WRITTEN REQUEST: Pictures do not belong in your copy. Repeat all the other data exactly.

MATERIAL FOR THIS EXERCISE:
----

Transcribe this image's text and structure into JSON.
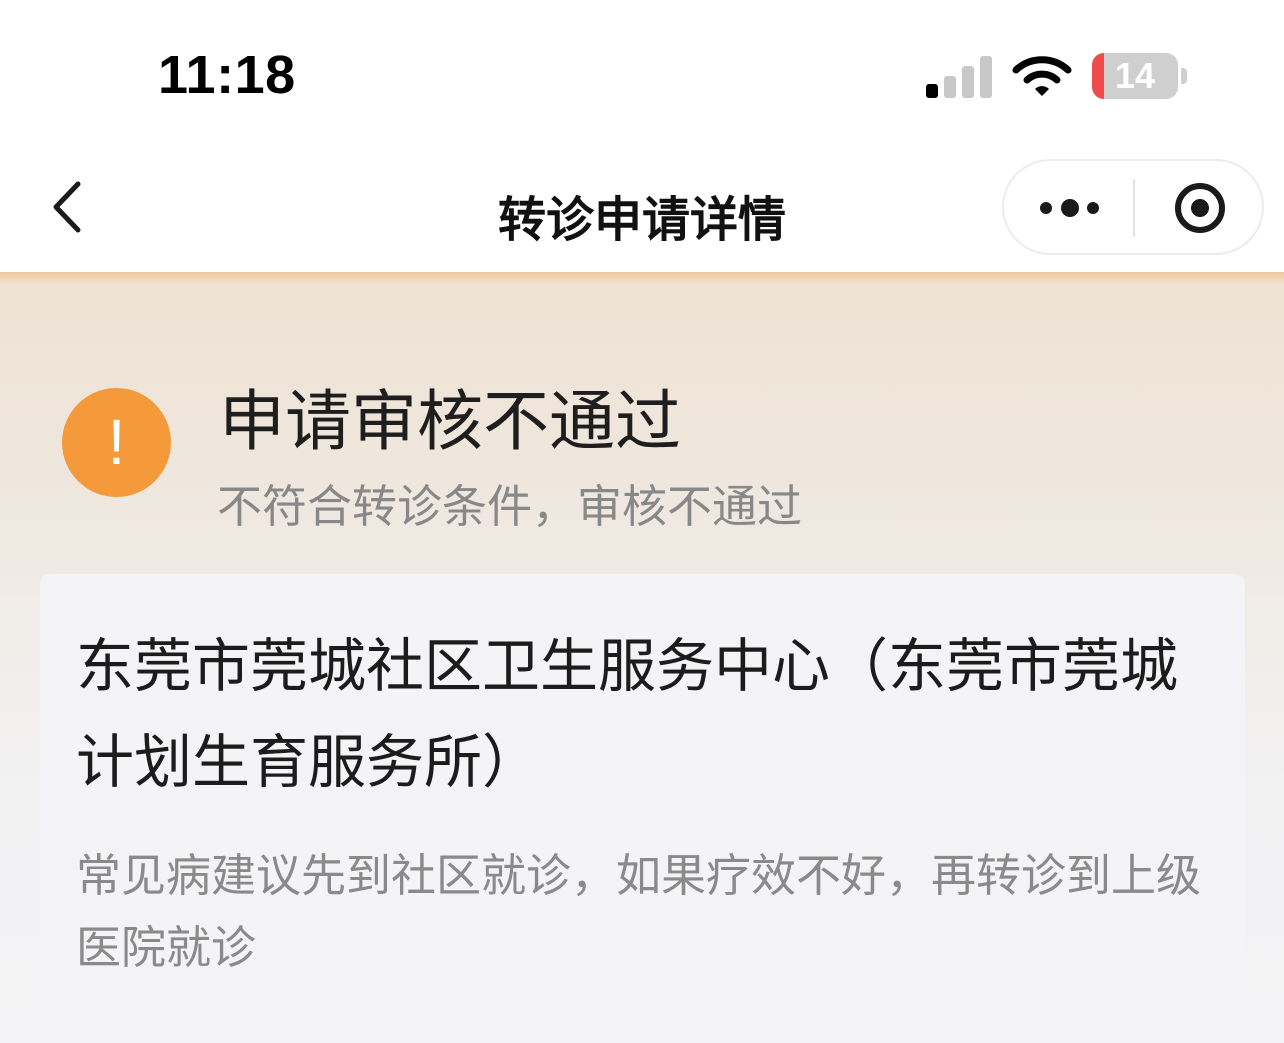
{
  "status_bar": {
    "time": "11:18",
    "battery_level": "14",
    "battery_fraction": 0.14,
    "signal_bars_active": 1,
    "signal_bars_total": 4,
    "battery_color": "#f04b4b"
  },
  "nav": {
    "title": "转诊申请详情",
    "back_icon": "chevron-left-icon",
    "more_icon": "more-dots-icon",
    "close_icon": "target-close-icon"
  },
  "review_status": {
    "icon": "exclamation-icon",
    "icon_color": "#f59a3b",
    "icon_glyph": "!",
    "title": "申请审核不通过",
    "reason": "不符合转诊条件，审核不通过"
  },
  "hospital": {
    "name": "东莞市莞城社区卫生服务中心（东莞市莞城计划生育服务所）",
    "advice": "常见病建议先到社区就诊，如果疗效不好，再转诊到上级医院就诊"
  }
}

----

PROBLEM SOLUTION:
Transcribe this image's text and structure into JSON.
{
  "status_bar": {
    "time": "11:18",
    "battery_level": "14",
    "battery_fraction": 0.14,
    "signal_bars_active": 1,
    "signal_bars_total": 4,
    "battery_color": "#f04b4b"
  },
  "nav": {
    "title": "转诊申请详情",
    "back_icon": "chevron-left-icon",
    "more_icon": "more-dots-icon",
    "close_icon": "target-close-icon"
  },
  "review_status": {
    "icon": "exclamation-icon",
    "icon_color": "#f59a3b",
    "icon_glyph": "!",
    "title": "申请审核不通过",
    "reason": "不符合转诊条件，审核不通过"
  },
  "hospital": {
    "name": "东莞市莞城社区卫生服务中心（东莞市莞城计划生育服务所）",
    "advice": "常见病建议先到社区就诊，如果疗效不好，再转诊到上级医院就诊"
  }
}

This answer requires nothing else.